> Written problem: Return a copy of each line that holds the string "interval".

> Material for the task:
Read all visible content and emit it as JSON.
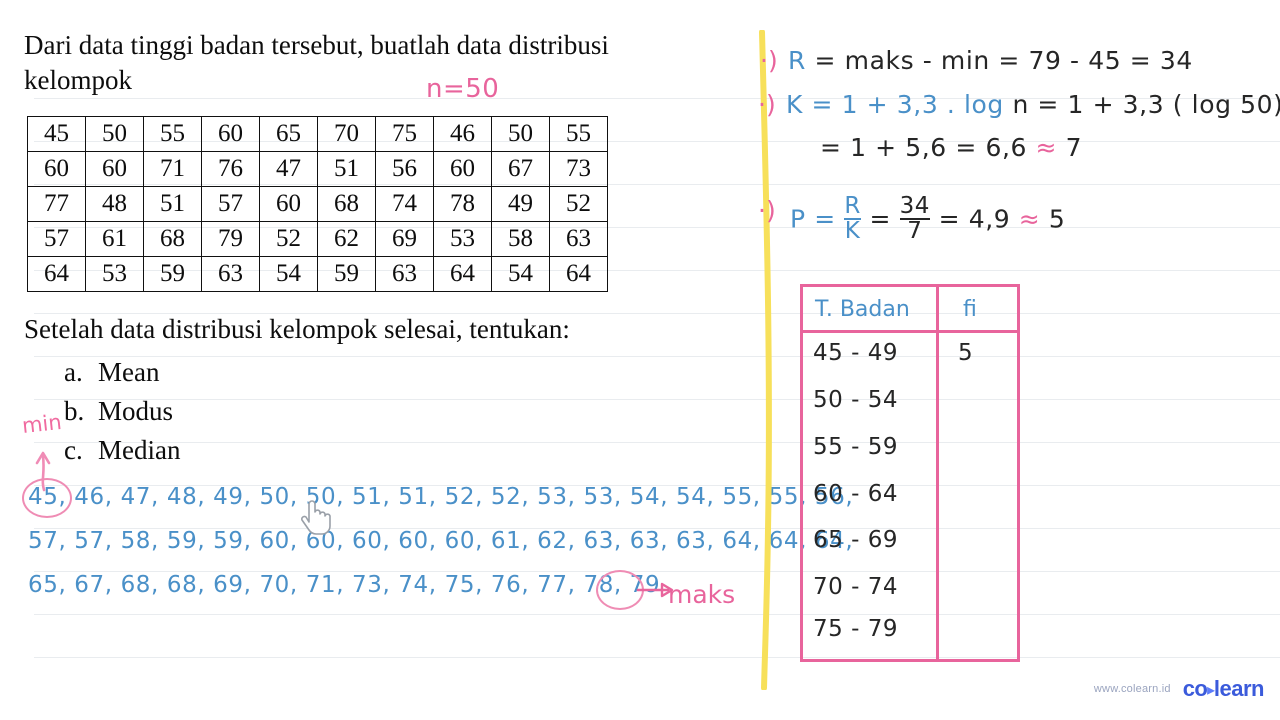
{
  "prompt": {
    "line1": "Dari data tinggi badan tersebut, buatlah data distribusi",
    "line2": "kelompok",
    "n_note": "n=50"
  },
  "data_table": {
    "rows": [
      [
        "45",
        "50",
        "55",
        "60",
        "65",
        "70",
        "75",
        "46",
        "50",
        "55"
      ],
      [
        "60",
        "60",
        "71",
        "76",
        "47",
        "51",
        "56",
        "60",
        "67",
        "73"
      ],
      [
        "77",
        "48",
        "51",
        "57",
        "60",
        "68",
        "74",
        "78",
        "49",
        "52"
      ],
      [
        "57",
        "61",
        "68",
        "79",
        "52",
        "62",
        "69",
        "53",
        "58",
        "63"
      ],
      [
        "64",
        "53",
        "59",
        "63",
        "54",
        "59",
        "63",
        "64",
        "54",
        "64"
      ]
    ]
  },
  "questions": {
    "heading": "Setelah data distribusi kelompok selesai, tentukan:",
    "items": [
      {
        "marker": "a.",
        "label": "Mean"
      },
      {
        "marker": "b.",
        "label": "Modus"
      },
      {
        "marker": "c.",
        "label": "Median"
      }
    ]
  },
  "sorted_data": {
    "line1": "45, 46, 47, 48, 49, 50, 50, 51, 51, 52, 52, 53, 53, 54, 54, 55, 55, 56,",
    "line2": "57, 57, 58, 59, 59, 60, 60, 60, 60, 60, 61, 62, 63, 63, 63, 64, 64, 64,",
    "line3": "65, 67, 68, 68, 69, 70, 71, 73, 74, 75, 76, 77, 78, 79",
    "min_label": "min",
    "maks_label": "maks"
  },
  "work": {
    "bullet1": "·)",
    "bullet2": "·)",
    "bullet3": "·)",
    "r_lhs": "R",
    "r_rhs": "= maks - min = 79 - 45 = 34",
    "k_lhs": "K = 1 + 3,3 . log",
    "k_rhs": "n = 1 + 3,3 ( log 50)",
    "k_line2": "= 1 + 5,6 = 6,6",
    "k_approx": "≈",
    "k_result": "7",
    "p_lhs": "P =",
    "p_frac1_num": "R",
    "p_frac1_den": "K",
    "p_eq1": "=",
    "p_frac2_num": "34",
    "p_frac2_den": "7",
    "p_eq2": "= 4,9",
    "p_approx": "≈",
    "p_result": "5"
  },
  "freq_table": {
    "header": [
      "T. Badan",
      "fi"
    ],
    "rows": [
      {
        "interval": "45 - 49",
        "fi": "5"
      },
      {
        "interval": "50 - 54",
        "fi": ""
      },
      {
        "interval": "55 - 59",
        "fi": ""
      },
      {
        "interval": "60 - 64",
        "fi": ""
      },
      {
        "interval": "65 - 69",
        "fi": ""
      },
      {
        "interval": "70 - 74",
        "fi": ""
      },
      {
        "interval": "75 - 79",
        "fi": ""
      }
    ]
  },
  "branding": {
    "url": "www.colearn.id",
    "name_part1": "co",
    "name_dot": "▸",
    "name_part2": "learn"
  },
  "colors": {
    "ink_blue": "#4a90c8",
    "ink_pink": "#e8649c",
    "ink_dark": "#262626",
    "divider_yellow": "#f7e05a",
    "brand_blue": "#3b5bdb"
  }
}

> Written solution:
        "interval": "45 - 49",
        "interval": "50 - 54",
        "interval": "55 - 59",
        "interval": "60 - 64",
        "interval": "65 - 69",
        "interval": "70 - 74",
        "interval": "75 - 79",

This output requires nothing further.